● Task goal
From the entries below, please gather each line containing the string "Краснодарского".

═════ Available data

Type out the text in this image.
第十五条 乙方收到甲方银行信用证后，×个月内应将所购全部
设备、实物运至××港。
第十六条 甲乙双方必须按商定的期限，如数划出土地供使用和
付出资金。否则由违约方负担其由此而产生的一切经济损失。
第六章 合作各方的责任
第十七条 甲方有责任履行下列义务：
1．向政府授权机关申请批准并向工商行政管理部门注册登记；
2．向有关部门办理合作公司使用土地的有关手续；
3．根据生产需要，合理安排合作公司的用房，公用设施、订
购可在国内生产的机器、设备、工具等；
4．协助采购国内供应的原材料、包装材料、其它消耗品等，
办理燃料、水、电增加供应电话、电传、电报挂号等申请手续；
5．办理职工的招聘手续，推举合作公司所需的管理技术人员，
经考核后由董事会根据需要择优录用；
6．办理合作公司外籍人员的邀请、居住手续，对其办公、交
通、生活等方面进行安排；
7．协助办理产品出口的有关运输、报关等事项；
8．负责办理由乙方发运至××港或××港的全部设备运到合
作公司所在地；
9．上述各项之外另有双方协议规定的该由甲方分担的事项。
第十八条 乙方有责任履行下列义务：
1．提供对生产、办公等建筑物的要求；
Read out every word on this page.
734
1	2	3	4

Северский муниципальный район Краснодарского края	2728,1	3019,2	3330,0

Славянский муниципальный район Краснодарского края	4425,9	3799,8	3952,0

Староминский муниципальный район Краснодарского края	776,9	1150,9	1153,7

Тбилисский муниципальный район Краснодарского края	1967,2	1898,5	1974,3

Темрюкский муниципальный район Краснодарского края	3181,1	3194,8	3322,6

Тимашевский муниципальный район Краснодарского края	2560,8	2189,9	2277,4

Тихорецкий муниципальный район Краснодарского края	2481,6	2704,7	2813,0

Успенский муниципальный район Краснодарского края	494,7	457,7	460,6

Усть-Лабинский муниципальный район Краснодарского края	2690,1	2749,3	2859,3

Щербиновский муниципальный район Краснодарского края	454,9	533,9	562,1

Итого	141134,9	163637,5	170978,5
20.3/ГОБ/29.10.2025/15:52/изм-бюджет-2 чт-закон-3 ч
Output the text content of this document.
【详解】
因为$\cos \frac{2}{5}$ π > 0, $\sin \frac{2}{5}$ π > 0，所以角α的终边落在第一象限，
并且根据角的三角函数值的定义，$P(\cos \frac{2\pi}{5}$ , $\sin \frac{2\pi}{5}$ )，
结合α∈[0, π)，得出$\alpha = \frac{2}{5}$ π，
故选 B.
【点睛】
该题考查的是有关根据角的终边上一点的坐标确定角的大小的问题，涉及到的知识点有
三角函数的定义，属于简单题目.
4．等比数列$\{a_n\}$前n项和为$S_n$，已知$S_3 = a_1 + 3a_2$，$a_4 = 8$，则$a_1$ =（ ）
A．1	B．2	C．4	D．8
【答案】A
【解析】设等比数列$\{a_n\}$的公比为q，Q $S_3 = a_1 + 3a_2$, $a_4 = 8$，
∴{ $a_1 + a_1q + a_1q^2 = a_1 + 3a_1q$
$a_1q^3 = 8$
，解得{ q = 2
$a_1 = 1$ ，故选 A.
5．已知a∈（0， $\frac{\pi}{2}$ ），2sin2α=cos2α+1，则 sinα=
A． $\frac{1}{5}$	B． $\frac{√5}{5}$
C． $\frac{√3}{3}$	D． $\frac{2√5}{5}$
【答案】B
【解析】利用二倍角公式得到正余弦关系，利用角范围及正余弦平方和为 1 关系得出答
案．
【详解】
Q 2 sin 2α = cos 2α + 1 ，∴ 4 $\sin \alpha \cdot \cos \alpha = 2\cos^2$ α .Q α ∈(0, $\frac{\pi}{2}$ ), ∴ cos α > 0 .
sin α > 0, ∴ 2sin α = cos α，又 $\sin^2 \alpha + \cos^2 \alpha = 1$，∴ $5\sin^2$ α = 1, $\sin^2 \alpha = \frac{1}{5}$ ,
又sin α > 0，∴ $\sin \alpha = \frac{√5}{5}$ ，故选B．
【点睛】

══════════

● Worked solution
Северский муниципальный район Краснодарского края	2728,1	3019,2	3330,0
Славянский муниципальный район Краснодарского края	4425,9	3799,8	3952,0
Староминский муниципальный район Краснодарского края	776,9	1150,9	1153,7
Тбилисский муниципальный район Краснодарского края	1967,2	1898,5	1974,3
Темрюкский муниципальный район Краснодарского края	3181,1	3194,8	3322,6
Тимашевский муниципальный район Краснодарского края	2560,8	2189,9	2277,4
Тихорецкий муниципальный район Краснодарского края	2481,6	2704,7	2813,0
Успенский муниципальный район Краснодарского края	494,7	457,7	460,6
Усть-Лабинский муниципальный район Краснодарского края	2690,1	2749,3	2859,3
Щербиновский муниципальный район Краснодарского края	454,9	533,9	562,1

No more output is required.